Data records
## start

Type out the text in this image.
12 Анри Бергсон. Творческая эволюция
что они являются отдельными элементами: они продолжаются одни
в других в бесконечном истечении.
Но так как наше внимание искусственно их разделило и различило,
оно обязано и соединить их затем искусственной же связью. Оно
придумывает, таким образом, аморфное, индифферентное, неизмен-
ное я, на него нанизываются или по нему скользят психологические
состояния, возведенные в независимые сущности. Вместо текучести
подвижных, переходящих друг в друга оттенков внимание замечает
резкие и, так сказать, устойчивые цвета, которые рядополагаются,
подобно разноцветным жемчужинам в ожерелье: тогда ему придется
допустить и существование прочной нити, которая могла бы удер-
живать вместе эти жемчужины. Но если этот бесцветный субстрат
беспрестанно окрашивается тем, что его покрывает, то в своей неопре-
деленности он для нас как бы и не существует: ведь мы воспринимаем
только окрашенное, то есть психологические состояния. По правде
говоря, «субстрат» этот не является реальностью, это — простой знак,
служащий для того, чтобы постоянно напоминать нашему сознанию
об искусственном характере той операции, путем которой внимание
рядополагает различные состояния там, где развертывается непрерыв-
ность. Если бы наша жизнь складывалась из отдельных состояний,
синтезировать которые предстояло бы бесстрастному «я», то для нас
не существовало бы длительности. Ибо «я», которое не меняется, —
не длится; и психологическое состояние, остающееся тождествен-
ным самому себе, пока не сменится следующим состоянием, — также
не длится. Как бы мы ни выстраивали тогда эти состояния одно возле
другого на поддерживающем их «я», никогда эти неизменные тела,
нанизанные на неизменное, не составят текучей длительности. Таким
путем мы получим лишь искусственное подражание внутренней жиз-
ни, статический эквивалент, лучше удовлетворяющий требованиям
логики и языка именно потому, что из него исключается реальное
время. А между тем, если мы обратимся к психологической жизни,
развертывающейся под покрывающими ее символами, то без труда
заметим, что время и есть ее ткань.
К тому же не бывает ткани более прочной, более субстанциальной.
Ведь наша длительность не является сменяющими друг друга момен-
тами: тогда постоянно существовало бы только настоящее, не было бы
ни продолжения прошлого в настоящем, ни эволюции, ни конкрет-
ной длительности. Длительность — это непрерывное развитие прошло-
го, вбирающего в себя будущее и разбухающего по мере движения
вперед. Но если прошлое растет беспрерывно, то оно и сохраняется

## end

Look through the entries and return every line where "субстрат" appears.

живать вместе эти жемчужины. Но если этот бесцветный субстрат
говоря, «субстрат» этот не является реальностью, это — простой знак,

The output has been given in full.